EXERCISE AIM - Find each line with the string "translation" and report it.

Stored data entries

▬▬▬▬▬▬

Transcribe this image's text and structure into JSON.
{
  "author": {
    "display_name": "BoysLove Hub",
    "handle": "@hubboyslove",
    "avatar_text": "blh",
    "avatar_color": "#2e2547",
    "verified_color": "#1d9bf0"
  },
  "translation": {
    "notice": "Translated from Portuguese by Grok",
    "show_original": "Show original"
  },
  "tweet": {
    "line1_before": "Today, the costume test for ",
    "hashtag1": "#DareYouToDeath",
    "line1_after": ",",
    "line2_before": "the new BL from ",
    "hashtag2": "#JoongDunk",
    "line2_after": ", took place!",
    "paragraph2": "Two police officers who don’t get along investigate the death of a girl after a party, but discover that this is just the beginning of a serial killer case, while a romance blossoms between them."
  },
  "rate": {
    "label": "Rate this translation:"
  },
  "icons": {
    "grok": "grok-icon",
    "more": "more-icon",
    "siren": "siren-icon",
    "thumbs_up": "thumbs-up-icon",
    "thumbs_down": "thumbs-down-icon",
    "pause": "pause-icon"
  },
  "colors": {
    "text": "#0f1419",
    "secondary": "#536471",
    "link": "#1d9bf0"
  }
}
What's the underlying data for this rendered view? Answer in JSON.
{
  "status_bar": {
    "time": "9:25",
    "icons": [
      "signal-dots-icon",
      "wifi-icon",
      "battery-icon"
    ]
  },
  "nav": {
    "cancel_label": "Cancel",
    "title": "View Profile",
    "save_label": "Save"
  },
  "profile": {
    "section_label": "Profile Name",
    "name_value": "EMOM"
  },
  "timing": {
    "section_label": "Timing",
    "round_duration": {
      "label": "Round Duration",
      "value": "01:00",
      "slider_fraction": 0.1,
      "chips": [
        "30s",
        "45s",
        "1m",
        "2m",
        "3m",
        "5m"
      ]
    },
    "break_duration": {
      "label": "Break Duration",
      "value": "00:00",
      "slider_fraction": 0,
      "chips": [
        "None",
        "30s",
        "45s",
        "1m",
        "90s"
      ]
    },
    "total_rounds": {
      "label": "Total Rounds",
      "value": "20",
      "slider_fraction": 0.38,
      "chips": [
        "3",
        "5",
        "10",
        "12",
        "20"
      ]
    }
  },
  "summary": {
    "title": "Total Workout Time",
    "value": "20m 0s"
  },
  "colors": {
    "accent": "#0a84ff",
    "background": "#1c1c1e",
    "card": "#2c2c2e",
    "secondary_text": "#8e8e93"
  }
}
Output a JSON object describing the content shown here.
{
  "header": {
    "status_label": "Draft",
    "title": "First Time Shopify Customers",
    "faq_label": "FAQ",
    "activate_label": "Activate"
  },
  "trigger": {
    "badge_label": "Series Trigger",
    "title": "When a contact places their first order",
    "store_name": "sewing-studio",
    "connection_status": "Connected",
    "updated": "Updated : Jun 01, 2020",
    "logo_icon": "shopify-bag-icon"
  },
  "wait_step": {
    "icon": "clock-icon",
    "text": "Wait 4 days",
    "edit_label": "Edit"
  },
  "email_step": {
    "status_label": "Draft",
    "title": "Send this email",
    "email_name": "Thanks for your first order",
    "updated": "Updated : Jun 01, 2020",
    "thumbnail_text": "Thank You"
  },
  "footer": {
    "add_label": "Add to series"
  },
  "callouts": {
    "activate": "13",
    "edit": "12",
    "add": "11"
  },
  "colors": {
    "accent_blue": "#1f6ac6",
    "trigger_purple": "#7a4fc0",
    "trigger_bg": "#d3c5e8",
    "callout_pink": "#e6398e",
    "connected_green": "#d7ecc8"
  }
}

▬▬▬▬▬▬

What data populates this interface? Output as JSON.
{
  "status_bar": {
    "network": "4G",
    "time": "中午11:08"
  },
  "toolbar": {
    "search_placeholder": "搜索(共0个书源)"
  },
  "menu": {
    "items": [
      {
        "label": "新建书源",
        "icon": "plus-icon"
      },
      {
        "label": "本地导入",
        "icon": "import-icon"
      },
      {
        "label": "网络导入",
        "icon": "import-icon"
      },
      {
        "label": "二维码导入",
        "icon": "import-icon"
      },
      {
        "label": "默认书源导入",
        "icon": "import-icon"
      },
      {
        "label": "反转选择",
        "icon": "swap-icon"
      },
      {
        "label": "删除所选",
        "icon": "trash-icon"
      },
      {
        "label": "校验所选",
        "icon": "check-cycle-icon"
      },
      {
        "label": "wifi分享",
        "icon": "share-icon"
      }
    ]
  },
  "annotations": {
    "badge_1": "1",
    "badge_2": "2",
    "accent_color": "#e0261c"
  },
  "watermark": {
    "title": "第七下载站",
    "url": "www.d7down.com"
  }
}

▬▬▬▬▬▬

FULL RESPONSE -
  "translation": {
    "label": "Rate this translation:"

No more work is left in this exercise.